In the entries below, find every line holding the string "mitos" and collect it.

Records contained in a dataset:
START
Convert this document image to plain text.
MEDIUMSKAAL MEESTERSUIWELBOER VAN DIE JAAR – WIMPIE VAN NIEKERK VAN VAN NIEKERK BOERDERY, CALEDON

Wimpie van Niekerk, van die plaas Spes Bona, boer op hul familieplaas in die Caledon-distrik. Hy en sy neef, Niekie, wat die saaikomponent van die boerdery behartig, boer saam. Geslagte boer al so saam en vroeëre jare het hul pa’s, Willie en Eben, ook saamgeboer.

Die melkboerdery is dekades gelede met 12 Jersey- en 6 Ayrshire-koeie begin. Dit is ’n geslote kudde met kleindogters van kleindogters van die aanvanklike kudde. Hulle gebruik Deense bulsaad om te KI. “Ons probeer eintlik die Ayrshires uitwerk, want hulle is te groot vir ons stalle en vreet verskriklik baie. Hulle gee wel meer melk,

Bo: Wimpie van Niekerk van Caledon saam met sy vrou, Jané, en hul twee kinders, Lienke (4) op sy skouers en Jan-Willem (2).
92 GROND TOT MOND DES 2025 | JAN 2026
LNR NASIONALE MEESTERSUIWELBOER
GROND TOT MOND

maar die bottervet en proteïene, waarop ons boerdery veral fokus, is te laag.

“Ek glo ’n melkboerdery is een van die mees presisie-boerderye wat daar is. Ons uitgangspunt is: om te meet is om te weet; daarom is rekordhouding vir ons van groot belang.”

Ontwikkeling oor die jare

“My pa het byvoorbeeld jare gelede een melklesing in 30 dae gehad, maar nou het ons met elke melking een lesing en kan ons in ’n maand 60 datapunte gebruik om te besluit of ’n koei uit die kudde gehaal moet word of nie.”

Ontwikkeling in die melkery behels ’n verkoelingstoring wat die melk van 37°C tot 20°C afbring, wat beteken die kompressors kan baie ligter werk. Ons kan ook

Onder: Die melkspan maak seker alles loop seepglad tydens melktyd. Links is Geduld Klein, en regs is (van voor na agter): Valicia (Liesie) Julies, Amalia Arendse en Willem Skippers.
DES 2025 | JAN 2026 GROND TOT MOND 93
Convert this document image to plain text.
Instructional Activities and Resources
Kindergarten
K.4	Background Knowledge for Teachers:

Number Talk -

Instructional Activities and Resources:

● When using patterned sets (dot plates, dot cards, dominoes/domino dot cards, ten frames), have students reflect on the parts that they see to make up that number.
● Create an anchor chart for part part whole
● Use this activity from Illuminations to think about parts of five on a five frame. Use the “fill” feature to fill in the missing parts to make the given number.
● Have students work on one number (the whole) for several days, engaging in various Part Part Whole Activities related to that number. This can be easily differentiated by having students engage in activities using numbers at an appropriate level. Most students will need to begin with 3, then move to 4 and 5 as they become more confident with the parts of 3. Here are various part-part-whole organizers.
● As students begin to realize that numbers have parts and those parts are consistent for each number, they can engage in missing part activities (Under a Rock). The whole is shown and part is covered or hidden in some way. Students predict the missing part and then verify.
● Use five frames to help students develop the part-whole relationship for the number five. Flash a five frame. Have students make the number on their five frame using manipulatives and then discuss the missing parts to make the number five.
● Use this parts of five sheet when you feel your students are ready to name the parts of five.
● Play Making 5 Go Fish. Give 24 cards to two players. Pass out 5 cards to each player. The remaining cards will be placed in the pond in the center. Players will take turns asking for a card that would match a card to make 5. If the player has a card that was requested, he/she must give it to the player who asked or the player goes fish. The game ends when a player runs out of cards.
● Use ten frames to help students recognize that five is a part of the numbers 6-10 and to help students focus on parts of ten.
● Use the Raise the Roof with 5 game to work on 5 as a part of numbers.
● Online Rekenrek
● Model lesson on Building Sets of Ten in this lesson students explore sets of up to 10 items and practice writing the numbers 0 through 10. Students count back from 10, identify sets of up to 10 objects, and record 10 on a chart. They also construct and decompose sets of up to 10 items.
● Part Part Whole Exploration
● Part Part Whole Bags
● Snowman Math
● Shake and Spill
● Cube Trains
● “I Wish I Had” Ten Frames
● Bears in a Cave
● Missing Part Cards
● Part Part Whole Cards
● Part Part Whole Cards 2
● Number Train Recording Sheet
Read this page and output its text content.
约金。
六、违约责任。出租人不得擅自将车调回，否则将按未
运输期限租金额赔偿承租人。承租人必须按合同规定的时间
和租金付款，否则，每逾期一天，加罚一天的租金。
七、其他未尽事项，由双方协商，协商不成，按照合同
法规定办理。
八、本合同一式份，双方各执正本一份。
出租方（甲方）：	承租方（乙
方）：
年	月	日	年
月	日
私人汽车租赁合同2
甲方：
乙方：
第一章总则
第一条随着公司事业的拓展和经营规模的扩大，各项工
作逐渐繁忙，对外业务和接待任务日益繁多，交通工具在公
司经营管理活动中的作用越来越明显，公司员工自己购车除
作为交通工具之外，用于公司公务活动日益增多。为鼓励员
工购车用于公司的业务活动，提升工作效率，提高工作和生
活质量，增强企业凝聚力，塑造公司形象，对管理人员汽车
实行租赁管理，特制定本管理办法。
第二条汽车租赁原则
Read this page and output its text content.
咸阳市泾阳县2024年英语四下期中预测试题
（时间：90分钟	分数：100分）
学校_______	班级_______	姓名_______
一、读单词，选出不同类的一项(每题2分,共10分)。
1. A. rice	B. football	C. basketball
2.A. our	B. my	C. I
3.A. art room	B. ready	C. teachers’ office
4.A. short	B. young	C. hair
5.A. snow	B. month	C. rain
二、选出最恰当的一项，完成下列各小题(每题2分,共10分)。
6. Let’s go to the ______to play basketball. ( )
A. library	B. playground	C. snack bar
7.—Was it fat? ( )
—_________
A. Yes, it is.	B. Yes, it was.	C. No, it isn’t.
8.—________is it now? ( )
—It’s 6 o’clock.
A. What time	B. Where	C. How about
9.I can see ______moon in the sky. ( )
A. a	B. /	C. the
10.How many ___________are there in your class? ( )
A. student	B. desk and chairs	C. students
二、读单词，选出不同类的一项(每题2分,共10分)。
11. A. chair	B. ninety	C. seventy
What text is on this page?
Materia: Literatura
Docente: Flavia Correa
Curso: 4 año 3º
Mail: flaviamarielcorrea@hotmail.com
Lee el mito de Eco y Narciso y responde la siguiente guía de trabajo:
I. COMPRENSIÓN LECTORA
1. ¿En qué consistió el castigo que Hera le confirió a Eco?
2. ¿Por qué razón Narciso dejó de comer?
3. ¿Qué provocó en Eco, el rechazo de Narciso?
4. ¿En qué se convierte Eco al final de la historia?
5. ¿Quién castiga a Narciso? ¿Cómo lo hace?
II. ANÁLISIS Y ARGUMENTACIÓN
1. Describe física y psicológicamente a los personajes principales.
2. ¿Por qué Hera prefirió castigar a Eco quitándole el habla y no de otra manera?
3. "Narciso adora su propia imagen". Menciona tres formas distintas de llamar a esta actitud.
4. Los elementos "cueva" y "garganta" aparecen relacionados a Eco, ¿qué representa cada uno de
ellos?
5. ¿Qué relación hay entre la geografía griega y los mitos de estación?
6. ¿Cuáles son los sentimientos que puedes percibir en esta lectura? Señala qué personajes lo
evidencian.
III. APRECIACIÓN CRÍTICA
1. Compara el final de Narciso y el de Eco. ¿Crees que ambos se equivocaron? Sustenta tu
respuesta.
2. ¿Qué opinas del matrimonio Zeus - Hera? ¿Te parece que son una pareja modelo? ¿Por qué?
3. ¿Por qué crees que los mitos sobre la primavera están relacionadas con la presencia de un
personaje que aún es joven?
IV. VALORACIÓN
END
EXPECTED ANSWER:
5. ¿Qué relación hay entre la geografía griega y los mitos de estación?
3. ¿Por qué crees que los mitos sobre la primavera están relacionadas con la presencia de un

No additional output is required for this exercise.